Given request: Go through the listing beneath this task and return every line that carries the string "grade".

A run of records

========================================

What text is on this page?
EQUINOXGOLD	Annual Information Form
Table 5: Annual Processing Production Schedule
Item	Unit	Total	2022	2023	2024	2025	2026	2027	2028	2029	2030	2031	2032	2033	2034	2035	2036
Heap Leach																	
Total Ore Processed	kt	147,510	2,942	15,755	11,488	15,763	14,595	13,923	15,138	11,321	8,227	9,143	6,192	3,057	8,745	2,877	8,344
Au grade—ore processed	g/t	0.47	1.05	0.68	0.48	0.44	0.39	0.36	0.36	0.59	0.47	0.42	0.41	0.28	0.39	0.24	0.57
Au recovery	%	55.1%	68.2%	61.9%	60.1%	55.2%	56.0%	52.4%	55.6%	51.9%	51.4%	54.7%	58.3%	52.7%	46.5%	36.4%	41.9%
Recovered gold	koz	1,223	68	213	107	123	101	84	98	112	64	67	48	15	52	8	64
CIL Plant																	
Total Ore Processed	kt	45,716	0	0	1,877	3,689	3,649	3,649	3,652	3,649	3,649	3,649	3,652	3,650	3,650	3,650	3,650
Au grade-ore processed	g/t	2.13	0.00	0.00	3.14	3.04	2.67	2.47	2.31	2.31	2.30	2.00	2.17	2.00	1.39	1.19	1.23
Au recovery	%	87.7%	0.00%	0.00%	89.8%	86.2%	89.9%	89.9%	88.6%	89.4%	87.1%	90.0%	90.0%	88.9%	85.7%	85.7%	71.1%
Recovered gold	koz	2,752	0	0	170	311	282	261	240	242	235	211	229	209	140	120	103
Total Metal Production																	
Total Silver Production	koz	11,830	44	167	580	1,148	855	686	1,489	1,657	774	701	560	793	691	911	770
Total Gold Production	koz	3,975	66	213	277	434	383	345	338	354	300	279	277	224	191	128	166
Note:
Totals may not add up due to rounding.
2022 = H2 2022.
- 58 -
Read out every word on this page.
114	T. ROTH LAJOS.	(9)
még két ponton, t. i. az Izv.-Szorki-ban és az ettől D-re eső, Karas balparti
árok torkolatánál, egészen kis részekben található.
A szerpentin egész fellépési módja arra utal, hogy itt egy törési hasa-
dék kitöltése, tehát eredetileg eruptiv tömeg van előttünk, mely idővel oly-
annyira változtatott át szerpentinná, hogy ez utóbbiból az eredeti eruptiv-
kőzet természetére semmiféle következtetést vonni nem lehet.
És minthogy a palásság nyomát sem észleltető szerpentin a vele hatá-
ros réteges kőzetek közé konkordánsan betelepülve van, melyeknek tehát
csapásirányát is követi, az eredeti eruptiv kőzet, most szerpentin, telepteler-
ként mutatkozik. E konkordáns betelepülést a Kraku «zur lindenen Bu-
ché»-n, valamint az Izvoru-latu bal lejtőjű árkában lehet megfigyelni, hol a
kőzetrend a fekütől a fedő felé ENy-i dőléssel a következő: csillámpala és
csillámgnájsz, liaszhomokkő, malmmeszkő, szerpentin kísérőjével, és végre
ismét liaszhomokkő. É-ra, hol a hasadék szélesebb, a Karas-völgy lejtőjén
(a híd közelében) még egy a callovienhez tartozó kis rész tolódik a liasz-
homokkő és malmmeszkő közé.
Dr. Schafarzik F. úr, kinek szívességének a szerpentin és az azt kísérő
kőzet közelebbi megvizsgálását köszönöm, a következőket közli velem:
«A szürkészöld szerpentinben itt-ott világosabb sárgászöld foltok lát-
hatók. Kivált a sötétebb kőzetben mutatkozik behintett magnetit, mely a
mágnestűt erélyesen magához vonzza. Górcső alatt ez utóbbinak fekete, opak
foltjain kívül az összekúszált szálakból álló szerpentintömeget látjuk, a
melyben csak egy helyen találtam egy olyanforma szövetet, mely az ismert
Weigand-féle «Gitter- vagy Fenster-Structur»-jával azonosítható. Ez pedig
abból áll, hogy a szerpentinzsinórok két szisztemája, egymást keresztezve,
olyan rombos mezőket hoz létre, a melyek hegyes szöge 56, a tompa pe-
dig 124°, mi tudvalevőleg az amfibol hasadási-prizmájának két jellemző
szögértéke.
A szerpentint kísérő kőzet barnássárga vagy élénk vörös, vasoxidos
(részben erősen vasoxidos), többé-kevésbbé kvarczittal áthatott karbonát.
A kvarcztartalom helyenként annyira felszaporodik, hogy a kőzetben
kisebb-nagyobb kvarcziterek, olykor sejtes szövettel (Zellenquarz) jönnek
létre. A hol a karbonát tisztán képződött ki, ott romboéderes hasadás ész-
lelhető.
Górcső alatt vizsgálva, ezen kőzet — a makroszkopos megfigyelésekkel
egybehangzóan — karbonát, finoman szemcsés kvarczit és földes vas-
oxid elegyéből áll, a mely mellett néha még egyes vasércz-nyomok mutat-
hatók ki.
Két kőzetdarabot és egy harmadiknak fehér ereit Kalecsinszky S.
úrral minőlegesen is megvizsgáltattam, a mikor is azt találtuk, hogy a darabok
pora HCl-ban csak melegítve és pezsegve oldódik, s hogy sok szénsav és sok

========================================

Result for this exercise:
Au grade—ore processed	g/t	0.47	1.05	0.68	0.48	0.44	0.39	0.36	0.36	0.59	0.47	0.42	0.41	0.28	0.39	0.24	0.57
Au grade-ore processed	g/t	2.13	0.00	0.00	3.14	3.04	2.67	2.47	2.31	2.31	2.30	2.00	2.17	2.00	1.39	1.19	1.23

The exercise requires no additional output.